**Requirements:**
Report only how many lines hold the word "przeliczanie".

Stored items:
>>>>

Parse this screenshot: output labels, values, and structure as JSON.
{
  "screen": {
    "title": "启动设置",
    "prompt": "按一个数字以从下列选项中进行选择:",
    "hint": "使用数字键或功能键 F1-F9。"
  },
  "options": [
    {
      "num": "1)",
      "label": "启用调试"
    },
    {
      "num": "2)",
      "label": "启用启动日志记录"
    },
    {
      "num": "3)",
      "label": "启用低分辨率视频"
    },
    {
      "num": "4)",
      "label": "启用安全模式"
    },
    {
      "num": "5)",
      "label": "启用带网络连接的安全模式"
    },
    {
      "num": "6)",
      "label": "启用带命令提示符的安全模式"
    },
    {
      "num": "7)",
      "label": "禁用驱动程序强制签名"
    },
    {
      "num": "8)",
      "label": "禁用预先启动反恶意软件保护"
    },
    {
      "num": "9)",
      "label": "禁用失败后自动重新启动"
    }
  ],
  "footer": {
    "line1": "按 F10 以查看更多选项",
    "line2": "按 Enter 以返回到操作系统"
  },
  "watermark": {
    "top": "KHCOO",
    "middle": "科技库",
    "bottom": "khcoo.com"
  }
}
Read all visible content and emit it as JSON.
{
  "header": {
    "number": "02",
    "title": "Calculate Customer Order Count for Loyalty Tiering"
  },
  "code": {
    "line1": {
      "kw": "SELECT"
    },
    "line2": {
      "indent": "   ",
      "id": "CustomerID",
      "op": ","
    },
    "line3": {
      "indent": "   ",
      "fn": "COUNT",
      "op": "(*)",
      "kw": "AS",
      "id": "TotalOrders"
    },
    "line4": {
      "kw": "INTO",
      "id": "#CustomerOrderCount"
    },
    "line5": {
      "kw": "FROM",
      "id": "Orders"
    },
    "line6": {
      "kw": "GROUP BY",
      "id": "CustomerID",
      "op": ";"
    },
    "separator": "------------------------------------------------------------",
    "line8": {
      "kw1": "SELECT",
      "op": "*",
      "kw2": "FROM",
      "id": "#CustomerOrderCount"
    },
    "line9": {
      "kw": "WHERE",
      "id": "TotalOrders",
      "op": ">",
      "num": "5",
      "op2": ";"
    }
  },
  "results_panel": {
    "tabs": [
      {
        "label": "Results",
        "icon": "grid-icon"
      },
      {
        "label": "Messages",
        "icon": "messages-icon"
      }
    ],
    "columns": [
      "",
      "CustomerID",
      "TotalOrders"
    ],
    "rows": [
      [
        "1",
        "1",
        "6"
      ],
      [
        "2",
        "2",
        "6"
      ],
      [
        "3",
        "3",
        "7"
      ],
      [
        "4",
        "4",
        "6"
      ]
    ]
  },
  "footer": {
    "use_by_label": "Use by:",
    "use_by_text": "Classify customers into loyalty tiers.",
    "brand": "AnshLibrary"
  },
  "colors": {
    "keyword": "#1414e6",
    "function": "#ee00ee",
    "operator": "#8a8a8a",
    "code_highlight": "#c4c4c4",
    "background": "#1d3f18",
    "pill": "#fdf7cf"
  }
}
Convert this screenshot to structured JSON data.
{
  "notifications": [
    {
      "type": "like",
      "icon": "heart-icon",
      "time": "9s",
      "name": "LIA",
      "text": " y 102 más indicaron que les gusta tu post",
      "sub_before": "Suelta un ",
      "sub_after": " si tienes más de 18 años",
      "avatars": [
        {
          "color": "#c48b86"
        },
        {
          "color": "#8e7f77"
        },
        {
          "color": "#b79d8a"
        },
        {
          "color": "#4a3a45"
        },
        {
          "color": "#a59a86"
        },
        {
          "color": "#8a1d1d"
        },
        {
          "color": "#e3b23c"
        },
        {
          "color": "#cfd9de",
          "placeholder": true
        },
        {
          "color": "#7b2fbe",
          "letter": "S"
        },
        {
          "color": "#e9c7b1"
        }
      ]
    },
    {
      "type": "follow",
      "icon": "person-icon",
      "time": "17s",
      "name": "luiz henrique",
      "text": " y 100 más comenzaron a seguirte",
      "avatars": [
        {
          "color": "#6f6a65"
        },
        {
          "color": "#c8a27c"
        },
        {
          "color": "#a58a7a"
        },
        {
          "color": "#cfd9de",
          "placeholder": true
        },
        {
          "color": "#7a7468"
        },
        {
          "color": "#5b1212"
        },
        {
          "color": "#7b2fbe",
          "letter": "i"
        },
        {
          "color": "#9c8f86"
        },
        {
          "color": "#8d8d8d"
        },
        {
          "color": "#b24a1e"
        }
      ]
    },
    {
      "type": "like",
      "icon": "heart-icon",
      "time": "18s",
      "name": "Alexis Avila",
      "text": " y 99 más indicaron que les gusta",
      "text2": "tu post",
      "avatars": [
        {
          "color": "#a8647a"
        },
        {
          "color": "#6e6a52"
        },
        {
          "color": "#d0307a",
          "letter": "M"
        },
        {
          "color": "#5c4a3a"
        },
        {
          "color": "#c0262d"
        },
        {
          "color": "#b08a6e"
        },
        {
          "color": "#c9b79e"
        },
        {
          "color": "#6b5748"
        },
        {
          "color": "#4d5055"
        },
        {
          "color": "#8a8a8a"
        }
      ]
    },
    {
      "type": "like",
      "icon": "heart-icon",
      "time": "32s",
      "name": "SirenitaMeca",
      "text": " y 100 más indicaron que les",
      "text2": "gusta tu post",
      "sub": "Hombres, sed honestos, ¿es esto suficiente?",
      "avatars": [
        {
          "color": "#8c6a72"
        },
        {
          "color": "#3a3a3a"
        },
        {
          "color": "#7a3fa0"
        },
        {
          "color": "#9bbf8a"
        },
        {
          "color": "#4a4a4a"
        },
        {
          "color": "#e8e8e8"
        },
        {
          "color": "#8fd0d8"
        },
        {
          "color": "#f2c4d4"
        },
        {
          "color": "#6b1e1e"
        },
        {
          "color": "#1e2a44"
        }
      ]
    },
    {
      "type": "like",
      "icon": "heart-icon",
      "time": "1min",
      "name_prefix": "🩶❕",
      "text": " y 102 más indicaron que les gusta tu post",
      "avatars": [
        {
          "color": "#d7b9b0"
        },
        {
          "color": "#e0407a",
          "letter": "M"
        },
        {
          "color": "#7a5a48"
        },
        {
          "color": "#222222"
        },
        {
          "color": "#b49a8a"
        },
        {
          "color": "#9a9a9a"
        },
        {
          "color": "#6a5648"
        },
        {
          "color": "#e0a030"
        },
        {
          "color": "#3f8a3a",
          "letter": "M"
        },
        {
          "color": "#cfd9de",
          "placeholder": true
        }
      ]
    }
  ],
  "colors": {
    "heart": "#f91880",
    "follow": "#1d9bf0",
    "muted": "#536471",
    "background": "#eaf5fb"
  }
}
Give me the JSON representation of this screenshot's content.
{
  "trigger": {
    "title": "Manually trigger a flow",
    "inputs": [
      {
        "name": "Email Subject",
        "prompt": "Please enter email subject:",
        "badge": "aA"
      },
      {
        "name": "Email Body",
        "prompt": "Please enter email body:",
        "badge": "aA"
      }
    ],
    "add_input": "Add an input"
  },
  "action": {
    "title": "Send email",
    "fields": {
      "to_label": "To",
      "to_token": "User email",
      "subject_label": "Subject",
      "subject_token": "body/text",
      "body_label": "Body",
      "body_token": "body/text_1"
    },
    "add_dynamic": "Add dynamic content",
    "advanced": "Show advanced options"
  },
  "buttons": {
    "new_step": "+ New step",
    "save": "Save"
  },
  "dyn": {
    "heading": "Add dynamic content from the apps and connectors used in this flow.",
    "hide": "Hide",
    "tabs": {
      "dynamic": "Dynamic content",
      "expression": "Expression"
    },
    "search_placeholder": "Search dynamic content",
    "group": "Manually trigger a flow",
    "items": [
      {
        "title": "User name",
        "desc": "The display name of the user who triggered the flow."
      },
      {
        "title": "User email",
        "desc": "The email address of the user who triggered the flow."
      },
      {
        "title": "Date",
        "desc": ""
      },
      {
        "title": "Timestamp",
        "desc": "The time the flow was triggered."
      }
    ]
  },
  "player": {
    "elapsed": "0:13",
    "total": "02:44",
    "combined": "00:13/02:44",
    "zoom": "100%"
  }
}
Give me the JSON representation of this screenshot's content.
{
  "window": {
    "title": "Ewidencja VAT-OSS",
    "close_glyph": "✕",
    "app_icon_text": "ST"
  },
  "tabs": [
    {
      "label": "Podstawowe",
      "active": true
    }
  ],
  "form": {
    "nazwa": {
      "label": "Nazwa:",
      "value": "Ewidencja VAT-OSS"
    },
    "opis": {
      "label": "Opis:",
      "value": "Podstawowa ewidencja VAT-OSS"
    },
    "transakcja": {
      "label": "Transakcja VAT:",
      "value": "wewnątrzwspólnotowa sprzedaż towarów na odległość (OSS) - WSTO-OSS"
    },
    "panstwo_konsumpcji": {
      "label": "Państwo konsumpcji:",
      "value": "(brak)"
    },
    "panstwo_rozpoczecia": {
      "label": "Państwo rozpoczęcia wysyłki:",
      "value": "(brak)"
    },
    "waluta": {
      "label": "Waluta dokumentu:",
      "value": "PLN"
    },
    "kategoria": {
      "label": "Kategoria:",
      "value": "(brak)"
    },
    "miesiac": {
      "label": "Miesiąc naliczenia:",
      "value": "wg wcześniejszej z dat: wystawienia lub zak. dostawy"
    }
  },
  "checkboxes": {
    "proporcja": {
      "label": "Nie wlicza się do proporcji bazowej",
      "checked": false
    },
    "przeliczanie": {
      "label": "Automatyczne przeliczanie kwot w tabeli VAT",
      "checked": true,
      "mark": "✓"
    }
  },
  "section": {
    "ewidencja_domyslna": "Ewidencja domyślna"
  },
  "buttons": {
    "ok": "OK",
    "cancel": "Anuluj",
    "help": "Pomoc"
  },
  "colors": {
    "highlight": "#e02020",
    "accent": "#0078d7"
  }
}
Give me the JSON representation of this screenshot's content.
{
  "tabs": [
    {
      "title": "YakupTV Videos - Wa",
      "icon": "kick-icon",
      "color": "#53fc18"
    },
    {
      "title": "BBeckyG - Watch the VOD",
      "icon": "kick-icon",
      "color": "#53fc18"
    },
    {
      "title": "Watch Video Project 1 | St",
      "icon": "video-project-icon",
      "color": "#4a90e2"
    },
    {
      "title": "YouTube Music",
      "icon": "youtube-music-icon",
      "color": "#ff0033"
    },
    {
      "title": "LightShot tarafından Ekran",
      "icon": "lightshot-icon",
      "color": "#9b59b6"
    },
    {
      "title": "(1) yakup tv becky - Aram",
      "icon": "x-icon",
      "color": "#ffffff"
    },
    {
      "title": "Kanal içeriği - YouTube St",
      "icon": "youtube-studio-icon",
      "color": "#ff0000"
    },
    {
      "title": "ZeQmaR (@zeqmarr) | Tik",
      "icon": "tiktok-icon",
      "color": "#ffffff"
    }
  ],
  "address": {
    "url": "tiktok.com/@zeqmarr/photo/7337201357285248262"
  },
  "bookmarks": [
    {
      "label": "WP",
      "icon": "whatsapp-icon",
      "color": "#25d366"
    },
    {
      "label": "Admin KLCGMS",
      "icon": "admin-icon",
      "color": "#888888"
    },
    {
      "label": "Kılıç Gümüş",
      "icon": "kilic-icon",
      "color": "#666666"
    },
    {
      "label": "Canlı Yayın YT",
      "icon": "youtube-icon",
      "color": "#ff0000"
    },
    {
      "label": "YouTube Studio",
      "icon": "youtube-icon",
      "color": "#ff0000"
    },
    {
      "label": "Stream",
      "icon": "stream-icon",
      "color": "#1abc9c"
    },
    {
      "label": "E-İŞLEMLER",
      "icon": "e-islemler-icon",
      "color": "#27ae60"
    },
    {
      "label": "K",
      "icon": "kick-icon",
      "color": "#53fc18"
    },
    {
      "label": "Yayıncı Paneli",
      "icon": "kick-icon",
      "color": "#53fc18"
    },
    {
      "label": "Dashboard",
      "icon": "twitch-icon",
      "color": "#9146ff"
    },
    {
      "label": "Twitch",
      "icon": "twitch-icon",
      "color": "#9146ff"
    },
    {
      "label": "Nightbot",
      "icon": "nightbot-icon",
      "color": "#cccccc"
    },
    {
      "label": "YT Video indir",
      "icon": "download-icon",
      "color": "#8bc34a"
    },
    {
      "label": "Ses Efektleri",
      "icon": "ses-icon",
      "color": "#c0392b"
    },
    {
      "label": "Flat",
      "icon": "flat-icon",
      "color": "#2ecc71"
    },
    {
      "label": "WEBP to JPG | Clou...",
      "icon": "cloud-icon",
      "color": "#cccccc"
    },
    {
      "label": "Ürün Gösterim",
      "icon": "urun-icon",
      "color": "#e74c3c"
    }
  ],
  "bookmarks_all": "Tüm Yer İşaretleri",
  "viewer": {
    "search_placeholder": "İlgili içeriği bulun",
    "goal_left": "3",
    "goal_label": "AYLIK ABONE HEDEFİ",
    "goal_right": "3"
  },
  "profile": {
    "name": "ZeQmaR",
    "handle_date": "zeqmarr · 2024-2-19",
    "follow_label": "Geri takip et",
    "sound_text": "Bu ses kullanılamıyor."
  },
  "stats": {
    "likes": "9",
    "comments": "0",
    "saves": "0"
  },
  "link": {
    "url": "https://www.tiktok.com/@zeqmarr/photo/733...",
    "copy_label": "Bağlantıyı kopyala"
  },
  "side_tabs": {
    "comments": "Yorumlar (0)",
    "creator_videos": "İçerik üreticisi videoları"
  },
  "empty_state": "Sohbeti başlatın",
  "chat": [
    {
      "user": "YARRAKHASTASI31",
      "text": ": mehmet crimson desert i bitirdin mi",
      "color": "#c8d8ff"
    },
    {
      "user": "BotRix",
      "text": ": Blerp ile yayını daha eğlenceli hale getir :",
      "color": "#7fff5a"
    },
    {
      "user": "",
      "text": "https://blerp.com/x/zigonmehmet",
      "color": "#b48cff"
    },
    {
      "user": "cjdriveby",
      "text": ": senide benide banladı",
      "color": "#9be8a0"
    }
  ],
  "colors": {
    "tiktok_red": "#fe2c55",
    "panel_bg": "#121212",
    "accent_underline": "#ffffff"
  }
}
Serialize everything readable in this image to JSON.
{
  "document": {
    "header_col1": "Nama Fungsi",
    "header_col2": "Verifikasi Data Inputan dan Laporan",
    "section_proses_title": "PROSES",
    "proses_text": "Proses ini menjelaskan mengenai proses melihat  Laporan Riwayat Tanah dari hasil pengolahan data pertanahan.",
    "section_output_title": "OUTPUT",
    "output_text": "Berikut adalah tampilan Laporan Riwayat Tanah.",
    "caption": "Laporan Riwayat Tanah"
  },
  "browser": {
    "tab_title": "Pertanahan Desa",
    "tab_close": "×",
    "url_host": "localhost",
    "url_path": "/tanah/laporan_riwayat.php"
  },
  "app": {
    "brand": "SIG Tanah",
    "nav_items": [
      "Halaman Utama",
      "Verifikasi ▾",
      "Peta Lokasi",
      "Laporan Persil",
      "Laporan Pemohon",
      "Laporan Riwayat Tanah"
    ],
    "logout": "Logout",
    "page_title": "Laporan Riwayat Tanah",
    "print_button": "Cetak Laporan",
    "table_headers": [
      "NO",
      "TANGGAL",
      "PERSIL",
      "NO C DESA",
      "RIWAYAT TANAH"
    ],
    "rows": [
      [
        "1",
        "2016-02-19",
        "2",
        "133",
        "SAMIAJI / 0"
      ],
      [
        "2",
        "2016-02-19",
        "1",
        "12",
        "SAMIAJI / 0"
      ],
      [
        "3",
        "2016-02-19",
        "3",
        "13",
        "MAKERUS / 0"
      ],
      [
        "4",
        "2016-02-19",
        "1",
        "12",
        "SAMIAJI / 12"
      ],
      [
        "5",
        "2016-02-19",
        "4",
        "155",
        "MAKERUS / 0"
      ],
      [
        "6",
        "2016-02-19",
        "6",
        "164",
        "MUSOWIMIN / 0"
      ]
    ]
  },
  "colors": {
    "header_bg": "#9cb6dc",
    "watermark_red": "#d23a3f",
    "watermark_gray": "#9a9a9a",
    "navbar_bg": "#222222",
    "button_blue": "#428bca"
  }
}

<<<<

**Reply:**
2